### Direction
Copy each line containing the word "Games" from the records that follow, please.

### Material
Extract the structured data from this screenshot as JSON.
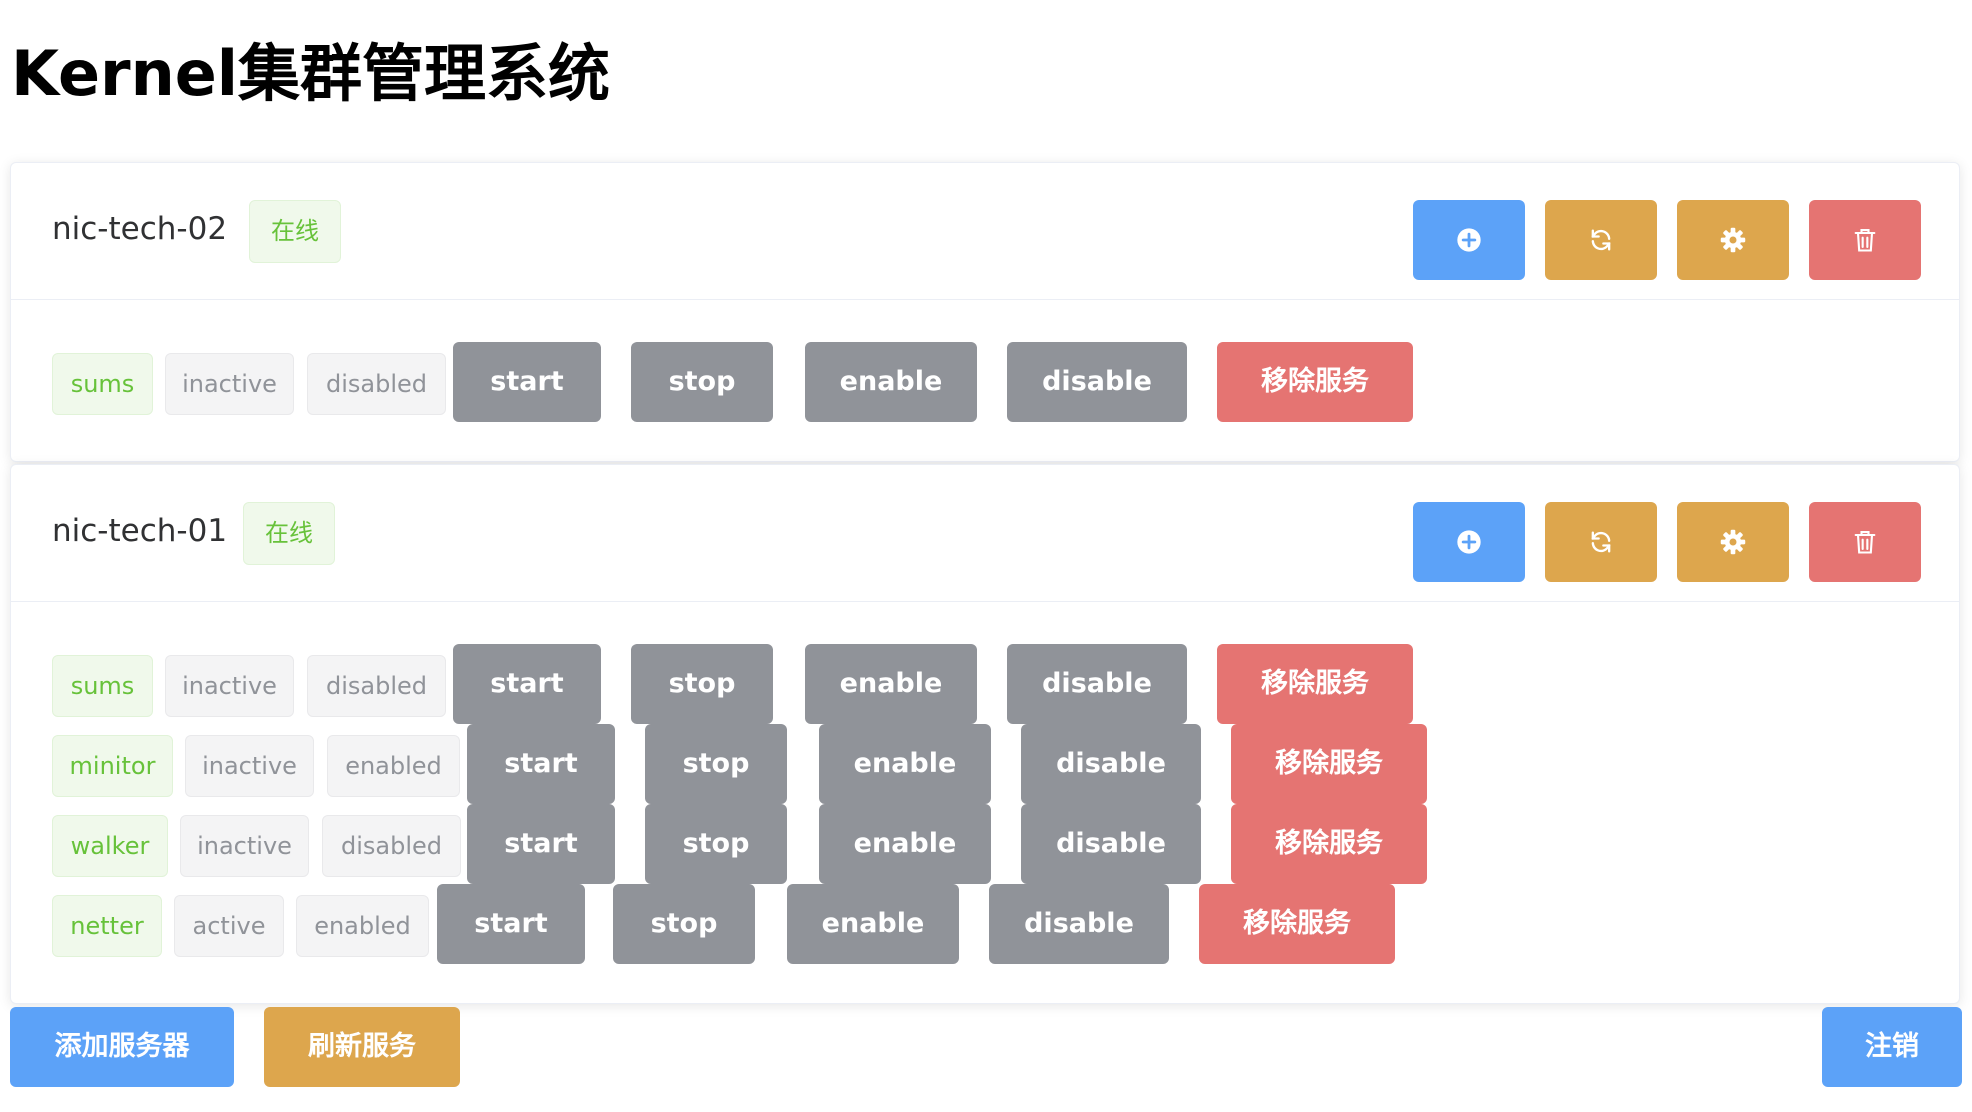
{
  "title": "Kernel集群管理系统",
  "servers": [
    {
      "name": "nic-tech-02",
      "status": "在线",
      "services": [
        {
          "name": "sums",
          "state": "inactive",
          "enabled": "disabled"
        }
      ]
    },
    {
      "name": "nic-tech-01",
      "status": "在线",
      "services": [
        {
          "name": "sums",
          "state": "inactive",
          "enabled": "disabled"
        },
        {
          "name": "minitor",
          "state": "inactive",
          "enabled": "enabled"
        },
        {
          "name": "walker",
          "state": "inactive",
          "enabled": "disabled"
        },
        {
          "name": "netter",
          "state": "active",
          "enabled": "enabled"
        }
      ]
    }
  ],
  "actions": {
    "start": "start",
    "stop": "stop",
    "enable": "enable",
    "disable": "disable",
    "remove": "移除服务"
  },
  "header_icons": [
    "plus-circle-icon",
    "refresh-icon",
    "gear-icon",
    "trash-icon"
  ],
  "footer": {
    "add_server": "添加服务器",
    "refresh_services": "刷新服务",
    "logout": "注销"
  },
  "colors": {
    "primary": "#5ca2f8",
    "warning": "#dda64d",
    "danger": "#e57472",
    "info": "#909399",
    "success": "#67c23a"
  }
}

==

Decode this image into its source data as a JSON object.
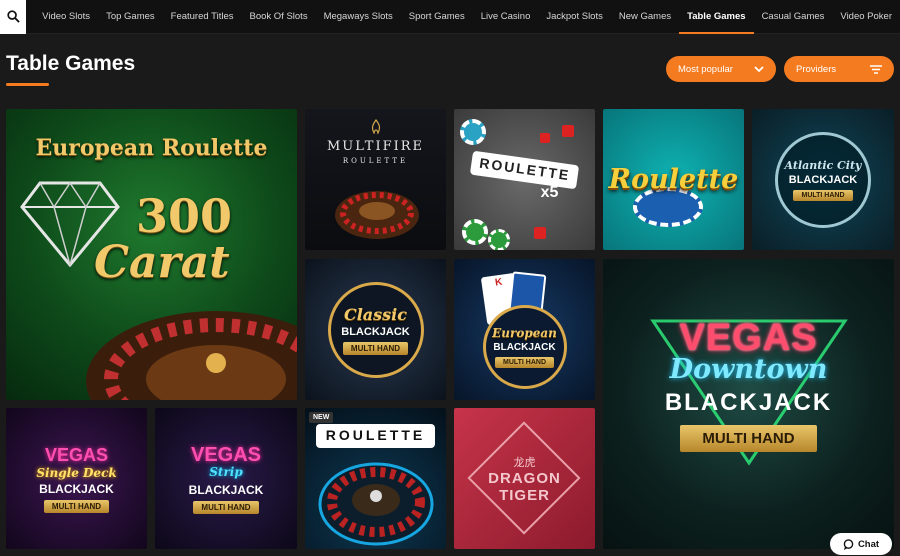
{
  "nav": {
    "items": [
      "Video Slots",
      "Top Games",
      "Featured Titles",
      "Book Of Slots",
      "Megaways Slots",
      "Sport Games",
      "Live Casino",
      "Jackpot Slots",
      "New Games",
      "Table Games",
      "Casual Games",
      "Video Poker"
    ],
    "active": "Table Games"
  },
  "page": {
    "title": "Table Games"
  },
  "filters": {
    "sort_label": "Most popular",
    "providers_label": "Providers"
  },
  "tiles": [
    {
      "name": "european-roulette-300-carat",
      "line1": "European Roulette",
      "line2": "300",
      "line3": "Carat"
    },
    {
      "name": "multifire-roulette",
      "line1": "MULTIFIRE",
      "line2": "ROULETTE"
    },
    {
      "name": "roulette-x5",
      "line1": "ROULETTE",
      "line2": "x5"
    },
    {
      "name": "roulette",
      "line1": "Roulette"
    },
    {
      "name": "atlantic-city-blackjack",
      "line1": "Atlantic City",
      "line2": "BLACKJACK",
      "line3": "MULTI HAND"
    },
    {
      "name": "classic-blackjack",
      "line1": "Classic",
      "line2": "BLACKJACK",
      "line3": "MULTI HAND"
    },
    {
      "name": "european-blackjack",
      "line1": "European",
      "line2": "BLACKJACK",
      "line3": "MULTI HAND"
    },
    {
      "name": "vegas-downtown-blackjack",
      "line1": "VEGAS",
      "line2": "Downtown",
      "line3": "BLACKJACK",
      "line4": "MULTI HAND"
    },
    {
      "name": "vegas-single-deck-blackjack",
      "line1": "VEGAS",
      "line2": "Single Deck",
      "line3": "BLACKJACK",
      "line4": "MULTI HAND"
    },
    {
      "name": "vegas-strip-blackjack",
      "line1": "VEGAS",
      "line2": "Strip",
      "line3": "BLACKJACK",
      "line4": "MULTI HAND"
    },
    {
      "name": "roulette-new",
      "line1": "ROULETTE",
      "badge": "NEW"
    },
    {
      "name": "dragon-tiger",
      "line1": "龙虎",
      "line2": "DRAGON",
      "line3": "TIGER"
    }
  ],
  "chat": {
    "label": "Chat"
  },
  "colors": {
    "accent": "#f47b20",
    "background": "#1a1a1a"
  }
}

### Result
      "Top Games",
      "Sport Games",
      "New Games",
      "Table Games",
      "Casual Games",
    "active": "Table Games"
    "title": "Table Games"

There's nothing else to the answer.